◆ **PROBLEM DESCRIPTION**: Look through the listing for the word "mountain". Copy each line that has it.

:::

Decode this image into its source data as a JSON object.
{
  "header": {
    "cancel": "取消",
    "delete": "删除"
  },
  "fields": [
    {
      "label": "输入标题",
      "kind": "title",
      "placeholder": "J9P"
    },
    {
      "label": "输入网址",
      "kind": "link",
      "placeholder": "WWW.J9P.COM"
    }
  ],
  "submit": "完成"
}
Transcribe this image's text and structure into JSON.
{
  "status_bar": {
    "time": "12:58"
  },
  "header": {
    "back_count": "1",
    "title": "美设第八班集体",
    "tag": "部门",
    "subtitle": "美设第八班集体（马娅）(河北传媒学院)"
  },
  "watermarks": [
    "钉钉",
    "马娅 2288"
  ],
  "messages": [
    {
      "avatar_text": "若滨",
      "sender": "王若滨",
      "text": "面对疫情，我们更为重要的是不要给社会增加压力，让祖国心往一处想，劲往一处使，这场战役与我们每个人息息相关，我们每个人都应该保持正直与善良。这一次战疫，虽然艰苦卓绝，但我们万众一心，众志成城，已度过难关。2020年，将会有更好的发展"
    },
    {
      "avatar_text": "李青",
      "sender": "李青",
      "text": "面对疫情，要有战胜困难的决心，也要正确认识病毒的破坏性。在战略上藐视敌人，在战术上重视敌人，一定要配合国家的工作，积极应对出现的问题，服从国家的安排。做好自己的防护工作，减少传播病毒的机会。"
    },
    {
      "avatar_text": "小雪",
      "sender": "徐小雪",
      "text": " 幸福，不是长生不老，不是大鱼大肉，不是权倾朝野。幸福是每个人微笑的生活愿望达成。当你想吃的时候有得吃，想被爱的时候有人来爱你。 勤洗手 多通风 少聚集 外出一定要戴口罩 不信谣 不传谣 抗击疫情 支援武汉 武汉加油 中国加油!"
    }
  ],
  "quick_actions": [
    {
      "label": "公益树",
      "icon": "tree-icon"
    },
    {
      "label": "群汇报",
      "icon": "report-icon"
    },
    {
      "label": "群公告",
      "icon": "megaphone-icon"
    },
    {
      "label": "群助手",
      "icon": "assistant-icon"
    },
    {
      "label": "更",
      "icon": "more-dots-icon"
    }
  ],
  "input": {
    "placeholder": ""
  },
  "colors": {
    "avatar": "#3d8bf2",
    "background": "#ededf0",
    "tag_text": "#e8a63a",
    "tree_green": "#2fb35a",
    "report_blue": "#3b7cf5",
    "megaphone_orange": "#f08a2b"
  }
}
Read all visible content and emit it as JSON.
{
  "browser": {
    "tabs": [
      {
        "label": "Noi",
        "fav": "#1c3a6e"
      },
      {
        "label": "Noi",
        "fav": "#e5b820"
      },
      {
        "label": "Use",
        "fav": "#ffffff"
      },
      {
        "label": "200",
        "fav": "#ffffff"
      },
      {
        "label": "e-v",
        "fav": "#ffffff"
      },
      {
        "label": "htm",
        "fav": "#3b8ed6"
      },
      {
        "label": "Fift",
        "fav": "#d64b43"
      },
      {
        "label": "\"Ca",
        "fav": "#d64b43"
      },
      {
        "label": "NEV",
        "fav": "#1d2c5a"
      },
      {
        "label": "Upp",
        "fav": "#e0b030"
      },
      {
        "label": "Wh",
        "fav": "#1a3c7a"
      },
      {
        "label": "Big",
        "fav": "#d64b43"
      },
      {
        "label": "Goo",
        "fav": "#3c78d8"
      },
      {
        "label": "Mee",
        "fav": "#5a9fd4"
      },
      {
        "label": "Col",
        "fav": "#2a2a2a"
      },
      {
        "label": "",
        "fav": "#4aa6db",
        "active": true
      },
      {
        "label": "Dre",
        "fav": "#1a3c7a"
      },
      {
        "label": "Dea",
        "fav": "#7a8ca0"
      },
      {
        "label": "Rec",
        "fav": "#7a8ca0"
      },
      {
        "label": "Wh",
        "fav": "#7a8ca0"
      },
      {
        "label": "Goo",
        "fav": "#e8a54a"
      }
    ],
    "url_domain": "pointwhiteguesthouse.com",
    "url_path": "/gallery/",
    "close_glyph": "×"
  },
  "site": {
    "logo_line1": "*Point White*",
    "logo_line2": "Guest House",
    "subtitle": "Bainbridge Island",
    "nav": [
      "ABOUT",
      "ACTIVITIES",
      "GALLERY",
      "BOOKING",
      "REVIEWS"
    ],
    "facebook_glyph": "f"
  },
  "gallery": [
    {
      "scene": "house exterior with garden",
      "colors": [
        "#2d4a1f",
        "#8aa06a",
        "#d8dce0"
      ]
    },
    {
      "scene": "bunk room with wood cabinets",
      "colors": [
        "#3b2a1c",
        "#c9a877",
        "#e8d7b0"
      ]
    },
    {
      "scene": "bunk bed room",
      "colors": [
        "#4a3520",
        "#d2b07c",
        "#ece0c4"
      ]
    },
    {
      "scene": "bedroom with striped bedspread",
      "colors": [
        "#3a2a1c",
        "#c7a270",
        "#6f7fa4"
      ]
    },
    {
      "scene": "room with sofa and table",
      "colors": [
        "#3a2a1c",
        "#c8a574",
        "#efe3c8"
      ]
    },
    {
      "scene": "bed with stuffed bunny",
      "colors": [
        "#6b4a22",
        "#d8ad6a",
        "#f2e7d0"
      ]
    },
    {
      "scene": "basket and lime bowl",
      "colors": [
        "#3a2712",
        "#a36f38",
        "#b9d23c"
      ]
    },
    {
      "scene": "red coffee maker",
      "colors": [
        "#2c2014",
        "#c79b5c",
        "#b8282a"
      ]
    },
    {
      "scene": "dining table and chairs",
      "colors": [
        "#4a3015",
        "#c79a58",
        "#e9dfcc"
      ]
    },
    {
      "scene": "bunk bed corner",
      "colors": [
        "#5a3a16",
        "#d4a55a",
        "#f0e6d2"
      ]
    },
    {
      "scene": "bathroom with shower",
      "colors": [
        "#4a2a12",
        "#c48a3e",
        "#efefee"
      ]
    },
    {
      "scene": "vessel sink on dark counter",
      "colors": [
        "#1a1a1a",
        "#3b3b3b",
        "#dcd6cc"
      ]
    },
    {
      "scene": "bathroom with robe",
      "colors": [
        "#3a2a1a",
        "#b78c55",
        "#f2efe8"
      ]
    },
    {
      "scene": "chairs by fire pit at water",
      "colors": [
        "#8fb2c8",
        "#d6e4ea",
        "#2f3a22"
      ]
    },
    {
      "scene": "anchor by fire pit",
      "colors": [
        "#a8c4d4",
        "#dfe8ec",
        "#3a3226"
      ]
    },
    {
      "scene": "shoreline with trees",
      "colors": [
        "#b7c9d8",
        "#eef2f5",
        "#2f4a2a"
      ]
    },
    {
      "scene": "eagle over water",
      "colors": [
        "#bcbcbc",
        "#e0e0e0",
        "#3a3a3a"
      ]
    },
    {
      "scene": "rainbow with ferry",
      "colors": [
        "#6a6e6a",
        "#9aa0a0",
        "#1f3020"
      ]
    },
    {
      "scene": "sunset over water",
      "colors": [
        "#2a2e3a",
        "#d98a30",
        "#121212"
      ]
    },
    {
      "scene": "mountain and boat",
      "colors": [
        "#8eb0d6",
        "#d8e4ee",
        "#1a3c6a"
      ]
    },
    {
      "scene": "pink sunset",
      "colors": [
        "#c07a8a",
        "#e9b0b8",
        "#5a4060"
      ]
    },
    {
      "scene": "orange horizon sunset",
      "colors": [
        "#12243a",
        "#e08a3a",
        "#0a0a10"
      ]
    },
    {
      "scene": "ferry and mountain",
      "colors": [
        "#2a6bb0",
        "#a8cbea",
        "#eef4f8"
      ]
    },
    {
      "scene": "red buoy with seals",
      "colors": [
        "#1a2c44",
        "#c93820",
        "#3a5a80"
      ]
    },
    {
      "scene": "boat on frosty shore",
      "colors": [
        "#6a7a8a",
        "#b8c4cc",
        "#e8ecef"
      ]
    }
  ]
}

:::

◆ **TASK RESULT**:
      "scene": "mountain and boat",
      "scene": "ferry and mountain",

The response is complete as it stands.